| THE TASK |
Gather all lines with "true" from the records.

#### RECORD EXCERPTS ####

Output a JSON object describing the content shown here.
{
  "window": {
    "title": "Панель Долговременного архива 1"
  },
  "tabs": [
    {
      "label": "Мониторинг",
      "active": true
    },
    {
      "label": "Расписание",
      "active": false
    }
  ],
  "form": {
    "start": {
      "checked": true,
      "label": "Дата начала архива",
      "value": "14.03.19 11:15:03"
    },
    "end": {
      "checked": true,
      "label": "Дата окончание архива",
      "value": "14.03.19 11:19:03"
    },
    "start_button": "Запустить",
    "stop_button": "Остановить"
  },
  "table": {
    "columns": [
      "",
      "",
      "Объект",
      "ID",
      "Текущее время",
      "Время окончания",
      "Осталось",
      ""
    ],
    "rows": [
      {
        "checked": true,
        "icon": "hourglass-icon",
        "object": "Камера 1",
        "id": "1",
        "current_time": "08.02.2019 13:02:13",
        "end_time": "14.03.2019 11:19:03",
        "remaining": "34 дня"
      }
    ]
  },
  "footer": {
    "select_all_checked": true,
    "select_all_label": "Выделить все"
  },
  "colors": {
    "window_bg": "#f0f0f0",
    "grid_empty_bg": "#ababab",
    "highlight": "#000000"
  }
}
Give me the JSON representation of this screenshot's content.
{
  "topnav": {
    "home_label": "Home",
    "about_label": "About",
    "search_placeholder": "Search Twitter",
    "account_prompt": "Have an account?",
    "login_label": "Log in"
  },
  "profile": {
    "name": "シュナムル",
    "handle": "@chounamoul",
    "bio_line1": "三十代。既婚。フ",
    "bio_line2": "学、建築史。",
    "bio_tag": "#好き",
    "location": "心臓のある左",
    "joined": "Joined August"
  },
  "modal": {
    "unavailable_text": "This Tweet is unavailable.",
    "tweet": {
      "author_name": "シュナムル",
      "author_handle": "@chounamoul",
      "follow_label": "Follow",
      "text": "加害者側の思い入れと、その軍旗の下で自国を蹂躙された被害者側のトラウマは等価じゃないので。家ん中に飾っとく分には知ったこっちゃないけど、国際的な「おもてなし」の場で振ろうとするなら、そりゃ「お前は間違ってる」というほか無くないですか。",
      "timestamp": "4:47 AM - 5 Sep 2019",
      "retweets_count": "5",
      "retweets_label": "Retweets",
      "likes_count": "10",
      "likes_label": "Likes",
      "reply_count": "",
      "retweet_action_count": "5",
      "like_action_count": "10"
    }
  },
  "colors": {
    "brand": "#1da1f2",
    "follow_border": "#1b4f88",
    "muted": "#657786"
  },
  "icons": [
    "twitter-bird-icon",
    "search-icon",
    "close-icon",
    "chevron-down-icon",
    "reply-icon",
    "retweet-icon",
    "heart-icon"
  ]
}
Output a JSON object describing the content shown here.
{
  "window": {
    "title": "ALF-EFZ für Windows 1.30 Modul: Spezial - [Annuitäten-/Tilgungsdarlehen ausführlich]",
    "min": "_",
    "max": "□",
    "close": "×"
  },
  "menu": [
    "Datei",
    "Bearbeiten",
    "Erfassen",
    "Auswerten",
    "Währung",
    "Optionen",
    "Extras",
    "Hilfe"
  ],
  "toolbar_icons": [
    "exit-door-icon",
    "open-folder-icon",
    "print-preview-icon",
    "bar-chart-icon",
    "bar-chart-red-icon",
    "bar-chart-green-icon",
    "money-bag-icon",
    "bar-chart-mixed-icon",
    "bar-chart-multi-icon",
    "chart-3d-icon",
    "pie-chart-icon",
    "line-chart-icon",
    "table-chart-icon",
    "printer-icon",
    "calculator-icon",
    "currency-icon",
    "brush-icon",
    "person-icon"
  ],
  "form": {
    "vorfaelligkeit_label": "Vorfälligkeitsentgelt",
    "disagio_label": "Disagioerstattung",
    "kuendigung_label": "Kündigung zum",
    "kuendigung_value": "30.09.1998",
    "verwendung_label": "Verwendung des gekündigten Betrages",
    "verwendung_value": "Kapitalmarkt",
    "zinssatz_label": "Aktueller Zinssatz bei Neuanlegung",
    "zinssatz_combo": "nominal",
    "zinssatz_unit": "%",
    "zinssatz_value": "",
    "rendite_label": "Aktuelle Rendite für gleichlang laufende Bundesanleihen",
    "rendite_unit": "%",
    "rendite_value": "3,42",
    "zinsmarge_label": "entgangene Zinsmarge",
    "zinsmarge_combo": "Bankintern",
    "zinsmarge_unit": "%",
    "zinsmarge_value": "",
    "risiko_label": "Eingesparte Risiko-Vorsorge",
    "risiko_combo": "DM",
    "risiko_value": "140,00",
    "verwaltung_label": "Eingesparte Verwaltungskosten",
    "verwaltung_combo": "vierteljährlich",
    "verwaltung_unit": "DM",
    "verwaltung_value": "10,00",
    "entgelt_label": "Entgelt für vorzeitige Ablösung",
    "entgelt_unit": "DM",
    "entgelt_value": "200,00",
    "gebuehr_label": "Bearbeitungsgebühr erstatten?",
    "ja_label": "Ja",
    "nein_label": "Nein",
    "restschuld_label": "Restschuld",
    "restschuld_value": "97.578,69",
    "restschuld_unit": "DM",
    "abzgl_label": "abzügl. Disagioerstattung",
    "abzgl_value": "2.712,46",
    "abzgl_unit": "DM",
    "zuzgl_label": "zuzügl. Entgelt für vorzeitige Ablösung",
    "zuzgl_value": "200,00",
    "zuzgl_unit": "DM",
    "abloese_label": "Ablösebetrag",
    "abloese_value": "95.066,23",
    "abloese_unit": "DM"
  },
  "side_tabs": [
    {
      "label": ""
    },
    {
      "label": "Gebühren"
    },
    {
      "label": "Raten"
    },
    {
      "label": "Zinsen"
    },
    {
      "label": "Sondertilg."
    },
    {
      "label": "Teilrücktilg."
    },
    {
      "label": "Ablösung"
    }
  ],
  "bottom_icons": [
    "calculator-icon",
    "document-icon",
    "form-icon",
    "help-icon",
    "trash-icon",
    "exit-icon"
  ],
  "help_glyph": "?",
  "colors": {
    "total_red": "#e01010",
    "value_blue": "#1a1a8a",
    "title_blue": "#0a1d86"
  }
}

####

| FINISHED ANSWER |
      "active": true
      "checked": true,
      "checked": true,
        "checked": true,
    "select_all_checked": true,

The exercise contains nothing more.